- INSTRUCTIONS TO FOLLOW -
Every record should be copied exactly, except that pictures are to be omitted.

(Records)
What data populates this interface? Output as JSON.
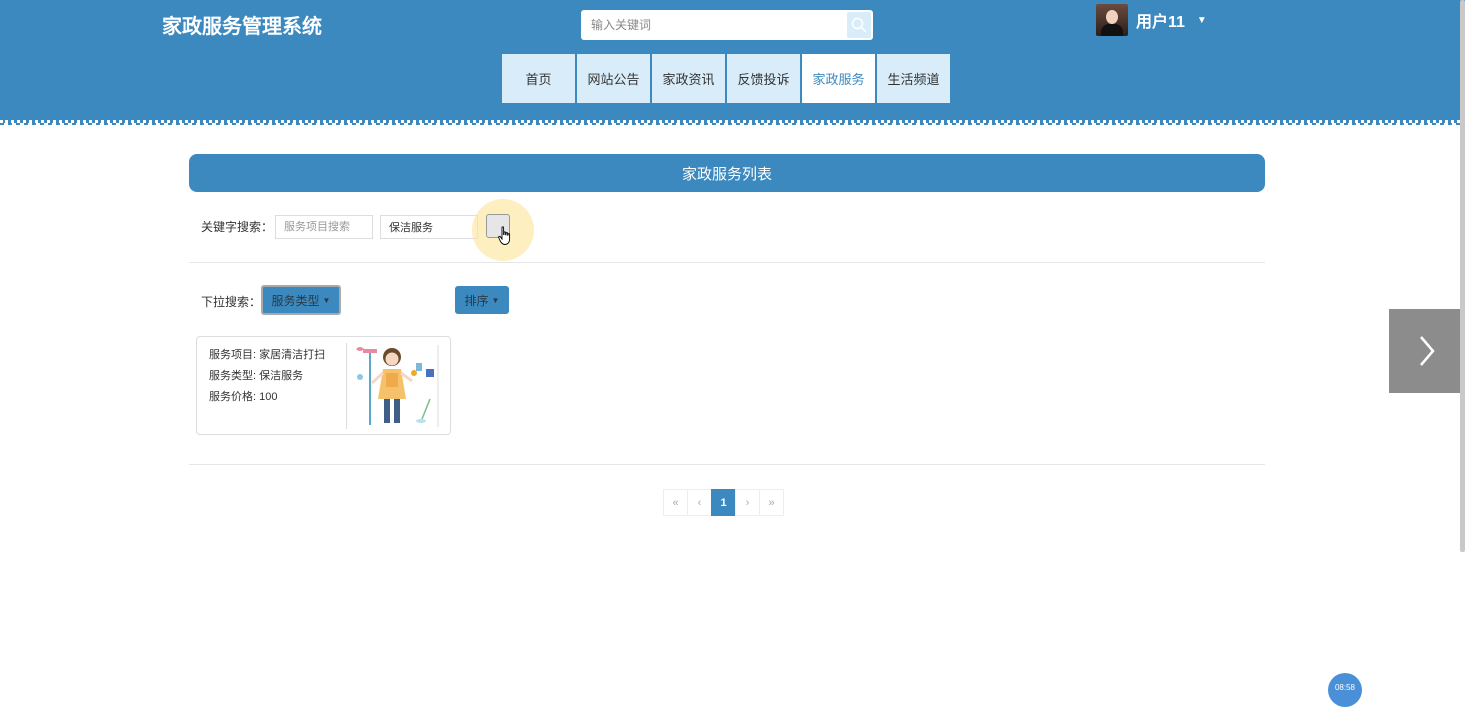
{
  "header": {
    "site_title": "家政服务管理系统",
    "search_placeholder": "输入关键词",
    "user_name": "用户11"
  },
  "nav": {
    "items": [
      "首页",
      "网站公告",
      "家政资讯",
      "反馈投诉",
      "家政服务",
      "生活频道"
    ],
    "active": "家政服务"
  },
  "main": {
    "list_title": "家政服务列表",
    "keyword_label": "关键字搜索：",
    "keyword_placeholder": "服务项目搜索",
    "keyword_value2": "保洁服务",
    "dropdown_label": "下拉搜索：",
    "dropdown_type": "服务类型",
    "dropdown_sort": "排序"
  },
  "cards": [
    {
      "item_line": "服务项目: 家居清洁打扫",
      "type_line": "服务类型: 保洁服务",
      "price_line": "服务价格: 100"
    }
  ],
  "pagination": {
    "first": "«",
    "prev": "‹",
    "current": "1",
    "next": "›",
    "last": "»"
  },
  "float_time": "08:58",
  "colors": {
    "primary": "#3b89bf",
    "nav_bg": "#d8edf9"
  }
}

- WRITTEN ANSWER -
What data populates this interface? Output as JSON.
{
  "header": {
    "site_title": "家政服务管理系统",
    "search_placeholder": "输入关键词",
    "user_name": "用户11"
  },
  "nav": {
    "items": [
      "首页",
      "网站公告",
      "家政资讯",
      "反馈投诉",
      "家政服务",
      "生活频道"
    ],
    "active": "家政服务"
  },
  "main": {
    "list_title": "家政服务列表",
    "keyword_label": "关键字搜索：",
    "keyword_placeholder": "服务项目搜索",
    "keyword_value2": "保洁服务",
    "dropdown_label": "下拉搜索：",
    "dropdown_type": "服务类型",
    "dropdown_sort": "排序"
  },
  "cards": [
    {
      "item_line": "服务项目: 家居清洁打扫",
      "type_line": "服务类型: 保洁服务",
      "price_line": "服务价格: 100"
    }
  ],
  "pagination": {
    "first": "«",
    "prev": "‹",
    "current": "1",
    "next": "›",
    "last": "»"
  },
  "float_time": "08:58",
  "colors": {
    "primary": "#3b89bf",
    "nav_bg": "#d8edf9"
  }
}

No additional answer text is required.